::: Extracted data

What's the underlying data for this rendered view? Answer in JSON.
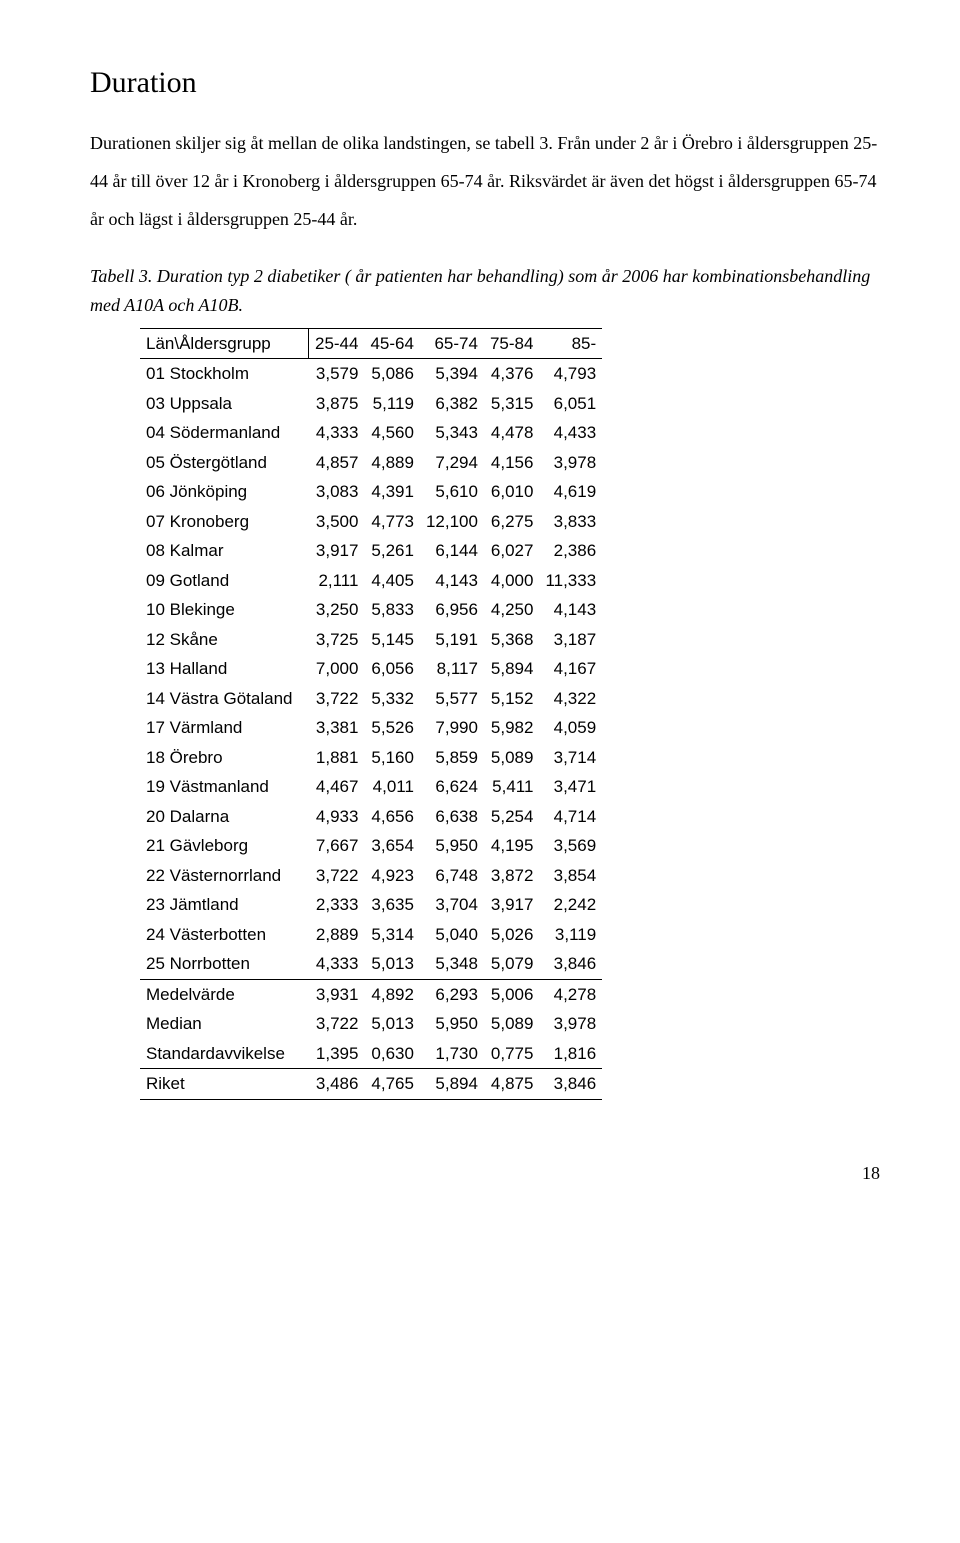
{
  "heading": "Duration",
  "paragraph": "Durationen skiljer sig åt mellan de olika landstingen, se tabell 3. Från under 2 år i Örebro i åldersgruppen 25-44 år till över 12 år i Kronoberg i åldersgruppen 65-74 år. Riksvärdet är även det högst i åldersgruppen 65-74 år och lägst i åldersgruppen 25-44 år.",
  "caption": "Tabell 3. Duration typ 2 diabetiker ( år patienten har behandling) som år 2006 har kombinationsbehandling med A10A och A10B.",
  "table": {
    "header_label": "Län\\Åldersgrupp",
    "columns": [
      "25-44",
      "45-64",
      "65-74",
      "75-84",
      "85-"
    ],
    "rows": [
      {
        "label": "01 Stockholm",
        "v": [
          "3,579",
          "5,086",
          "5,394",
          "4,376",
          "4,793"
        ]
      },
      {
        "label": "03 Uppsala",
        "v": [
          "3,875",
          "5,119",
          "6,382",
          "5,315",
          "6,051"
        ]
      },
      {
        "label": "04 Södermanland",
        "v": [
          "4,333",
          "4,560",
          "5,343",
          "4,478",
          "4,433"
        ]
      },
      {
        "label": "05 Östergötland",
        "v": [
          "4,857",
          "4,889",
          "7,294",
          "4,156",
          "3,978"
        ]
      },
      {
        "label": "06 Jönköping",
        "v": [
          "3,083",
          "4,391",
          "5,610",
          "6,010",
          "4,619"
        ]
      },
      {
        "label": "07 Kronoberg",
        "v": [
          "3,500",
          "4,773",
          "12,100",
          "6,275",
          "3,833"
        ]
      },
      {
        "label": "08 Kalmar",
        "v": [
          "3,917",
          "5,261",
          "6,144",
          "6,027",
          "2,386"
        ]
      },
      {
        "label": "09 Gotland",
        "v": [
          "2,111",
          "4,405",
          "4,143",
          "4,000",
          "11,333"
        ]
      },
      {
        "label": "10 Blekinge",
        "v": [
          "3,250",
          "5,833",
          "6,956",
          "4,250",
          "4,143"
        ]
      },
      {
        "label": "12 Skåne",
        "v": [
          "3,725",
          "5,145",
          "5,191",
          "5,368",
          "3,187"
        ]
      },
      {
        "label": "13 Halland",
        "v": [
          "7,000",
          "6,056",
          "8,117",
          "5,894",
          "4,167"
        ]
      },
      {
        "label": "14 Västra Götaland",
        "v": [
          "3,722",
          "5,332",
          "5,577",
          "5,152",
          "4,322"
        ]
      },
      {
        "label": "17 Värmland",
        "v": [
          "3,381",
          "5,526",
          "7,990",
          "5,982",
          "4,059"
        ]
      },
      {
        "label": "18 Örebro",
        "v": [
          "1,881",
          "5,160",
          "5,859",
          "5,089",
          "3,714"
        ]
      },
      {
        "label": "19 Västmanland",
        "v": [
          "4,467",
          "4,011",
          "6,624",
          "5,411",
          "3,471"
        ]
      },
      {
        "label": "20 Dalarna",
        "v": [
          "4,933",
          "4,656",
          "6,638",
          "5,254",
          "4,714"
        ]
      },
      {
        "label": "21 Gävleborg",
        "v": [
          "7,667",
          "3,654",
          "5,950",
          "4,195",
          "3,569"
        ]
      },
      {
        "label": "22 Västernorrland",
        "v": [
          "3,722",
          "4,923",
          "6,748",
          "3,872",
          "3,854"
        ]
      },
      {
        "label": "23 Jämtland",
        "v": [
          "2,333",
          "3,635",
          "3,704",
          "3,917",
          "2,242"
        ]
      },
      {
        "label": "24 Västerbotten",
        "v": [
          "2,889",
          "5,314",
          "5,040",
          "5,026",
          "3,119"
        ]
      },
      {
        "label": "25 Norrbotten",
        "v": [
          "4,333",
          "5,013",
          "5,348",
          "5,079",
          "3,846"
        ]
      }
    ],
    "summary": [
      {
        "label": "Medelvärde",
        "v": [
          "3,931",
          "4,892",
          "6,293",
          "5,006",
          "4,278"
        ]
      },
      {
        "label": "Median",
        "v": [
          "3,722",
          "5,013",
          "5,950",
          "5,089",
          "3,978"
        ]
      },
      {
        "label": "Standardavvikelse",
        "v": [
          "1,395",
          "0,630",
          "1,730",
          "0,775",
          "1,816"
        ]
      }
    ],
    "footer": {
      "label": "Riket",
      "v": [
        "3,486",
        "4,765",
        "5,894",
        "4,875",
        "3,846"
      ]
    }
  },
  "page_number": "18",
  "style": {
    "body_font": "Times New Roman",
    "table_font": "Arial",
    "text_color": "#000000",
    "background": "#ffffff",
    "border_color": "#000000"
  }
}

::::::
::: Extracted data

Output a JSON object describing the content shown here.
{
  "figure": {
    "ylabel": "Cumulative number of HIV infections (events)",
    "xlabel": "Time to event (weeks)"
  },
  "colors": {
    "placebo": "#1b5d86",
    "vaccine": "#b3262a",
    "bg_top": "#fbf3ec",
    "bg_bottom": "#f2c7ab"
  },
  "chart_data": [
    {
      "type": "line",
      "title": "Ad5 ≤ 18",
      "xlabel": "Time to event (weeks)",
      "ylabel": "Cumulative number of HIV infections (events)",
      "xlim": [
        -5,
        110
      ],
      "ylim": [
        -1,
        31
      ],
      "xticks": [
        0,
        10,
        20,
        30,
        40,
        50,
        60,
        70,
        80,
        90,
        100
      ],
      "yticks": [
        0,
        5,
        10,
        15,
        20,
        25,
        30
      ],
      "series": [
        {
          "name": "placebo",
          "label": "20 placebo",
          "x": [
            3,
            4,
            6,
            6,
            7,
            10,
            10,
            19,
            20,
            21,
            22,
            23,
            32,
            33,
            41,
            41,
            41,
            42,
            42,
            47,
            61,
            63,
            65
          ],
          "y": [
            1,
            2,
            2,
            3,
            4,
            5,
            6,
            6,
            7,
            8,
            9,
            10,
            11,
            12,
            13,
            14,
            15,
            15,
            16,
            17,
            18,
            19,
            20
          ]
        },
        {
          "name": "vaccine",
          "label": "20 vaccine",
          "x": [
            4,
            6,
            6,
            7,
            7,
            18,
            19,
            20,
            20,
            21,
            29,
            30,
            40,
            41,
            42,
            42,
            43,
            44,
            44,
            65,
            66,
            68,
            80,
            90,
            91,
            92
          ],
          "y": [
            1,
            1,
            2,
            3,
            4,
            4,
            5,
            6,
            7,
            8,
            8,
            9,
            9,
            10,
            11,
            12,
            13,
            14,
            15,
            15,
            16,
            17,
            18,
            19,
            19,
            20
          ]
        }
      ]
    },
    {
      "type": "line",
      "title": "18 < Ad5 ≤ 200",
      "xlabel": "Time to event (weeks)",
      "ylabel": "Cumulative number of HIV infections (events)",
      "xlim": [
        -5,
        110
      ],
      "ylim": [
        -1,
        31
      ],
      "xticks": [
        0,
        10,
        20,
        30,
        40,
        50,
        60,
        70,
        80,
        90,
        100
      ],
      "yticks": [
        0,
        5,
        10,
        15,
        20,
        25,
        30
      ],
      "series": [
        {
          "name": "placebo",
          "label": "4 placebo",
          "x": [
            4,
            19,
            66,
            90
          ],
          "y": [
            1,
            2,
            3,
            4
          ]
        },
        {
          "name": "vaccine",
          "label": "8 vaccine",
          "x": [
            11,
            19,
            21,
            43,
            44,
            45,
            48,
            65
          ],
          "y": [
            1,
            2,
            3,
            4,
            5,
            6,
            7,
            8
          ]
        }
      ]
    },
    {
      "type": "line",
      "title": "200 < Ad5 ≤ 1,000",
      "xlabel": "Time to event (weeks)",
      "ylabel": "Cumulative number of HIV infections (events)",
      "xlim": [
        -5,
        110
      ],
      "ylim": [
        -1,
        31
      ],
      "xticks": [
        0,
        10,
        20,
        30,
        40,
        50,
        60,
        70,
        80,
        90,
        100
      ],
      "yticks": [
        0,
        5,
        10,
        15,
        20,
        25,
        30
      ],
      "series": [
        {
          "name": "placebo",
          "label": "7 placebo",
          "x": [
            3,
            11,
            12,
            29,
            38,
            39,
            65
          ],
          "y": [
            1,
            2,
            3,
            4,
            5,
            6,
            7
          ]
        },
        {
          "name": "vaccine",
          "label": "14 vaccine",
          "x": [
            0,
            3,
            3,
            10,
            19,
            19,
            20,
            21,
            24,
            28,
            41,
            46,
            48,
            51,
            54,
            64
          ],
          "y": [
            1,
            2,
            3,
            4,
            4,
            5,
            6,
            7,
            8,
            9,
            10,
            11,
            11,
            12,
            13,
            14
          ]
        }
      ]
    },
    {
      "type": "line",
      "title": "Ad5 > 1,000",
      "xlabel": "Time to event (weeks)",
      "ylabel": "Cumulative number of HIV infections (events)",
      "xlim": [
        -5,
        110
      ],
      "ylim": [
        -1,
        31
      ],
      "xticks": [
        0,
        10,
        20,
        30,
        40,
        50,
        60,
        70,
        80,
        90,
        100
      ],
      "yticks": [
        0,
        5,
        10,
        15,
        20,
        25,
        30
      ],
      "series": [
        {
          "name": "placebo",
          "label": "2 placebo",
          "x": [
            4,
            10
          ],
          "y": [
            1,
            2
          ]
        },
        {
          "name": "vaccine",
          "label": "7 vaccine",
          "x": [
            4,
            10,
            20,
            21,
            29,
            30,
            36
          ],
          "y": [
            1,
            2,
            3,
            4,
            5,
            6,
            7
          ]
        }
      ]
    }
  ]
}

::::::
::: Extracted data

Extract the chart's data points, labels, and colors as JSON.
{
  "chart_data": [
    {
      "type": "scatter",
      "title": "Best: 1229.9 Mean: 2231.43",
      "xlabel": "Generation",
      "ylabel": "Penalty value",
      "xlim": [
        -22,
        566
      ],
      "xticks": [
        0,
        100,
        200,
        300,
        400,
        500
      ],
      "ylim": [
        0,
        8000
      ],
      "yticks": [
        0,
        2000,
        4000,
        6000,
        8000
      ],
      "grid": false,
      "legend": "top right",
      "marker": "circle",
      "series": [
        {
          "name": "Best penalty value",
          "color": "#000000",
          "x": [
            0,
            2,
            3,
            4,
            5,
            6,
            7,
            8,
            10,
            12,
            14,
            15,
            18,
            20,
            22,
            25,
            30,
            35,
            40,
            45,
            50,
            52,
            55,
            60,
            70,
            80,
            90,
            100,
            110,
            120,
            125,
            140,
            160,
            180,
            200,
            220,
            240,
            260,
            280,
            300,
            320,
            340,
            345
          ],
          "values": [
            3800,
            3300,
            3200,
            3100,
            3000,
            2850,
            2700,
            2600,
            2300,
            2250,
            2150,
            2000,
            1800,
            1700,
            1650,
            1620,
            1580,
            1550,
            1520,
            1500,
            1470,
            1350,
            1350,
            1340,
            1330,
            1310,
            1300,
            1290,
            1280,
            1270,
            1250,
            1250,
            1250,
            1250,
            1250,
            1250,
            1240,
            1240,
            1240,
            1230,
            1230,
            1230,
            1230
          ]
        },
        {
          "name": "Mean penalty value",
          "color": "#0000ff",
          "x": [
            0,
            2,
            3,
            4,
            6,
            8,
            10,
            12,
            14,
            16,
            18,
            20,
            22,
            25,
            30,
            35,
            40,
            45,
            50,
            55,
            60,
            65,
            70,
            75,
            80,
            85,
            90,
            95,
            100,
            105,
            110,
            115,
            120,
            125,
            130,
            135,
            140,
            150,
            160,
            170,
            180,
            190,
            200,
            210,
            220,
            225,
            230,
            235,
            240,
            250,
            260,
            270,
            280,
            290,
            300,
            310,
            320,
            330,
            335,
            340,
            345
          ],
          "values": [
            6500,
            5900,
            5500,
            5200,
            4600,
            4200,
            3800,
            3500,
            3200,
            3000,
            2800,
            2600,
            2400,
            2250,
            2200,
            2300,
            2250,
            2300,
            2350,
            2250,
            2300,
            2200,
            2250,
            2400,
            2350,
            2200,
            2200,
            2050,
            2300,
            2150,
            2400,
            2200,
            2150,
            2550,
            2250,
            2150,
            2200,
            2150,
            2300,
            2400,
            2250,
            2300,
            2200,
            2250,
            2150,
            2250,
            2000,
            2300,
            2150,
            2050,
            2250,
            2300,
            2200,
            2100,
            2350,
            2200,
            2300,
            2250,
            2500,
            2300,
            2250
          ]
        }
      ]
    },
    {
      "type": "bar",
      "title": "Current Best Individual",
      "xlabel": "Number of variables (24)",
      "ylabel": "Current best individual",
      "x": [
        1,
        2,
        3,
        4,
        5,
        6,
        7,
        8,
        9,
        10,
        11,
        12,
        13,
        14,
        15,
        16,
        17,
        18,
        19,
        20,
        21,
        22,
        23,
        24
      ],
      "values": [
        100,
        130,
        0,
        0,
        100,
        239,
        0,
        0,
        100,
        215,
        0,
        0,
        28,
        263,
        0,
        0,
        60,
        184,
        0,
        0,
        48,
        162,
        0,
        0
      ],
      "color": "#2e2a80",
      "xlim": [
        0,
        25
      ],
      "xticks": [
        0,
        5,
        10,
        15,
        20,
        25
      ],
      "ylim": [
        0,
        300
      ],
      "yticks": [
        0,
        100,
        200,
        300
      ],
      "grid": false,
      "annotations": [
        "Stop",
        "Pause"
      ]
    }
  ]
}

::::::

What to work on. Which lines contain the word "Current"? Copy each of them.

Complete output.
      "title": "Current Best Individual",
      "ylabel": "Current best individual",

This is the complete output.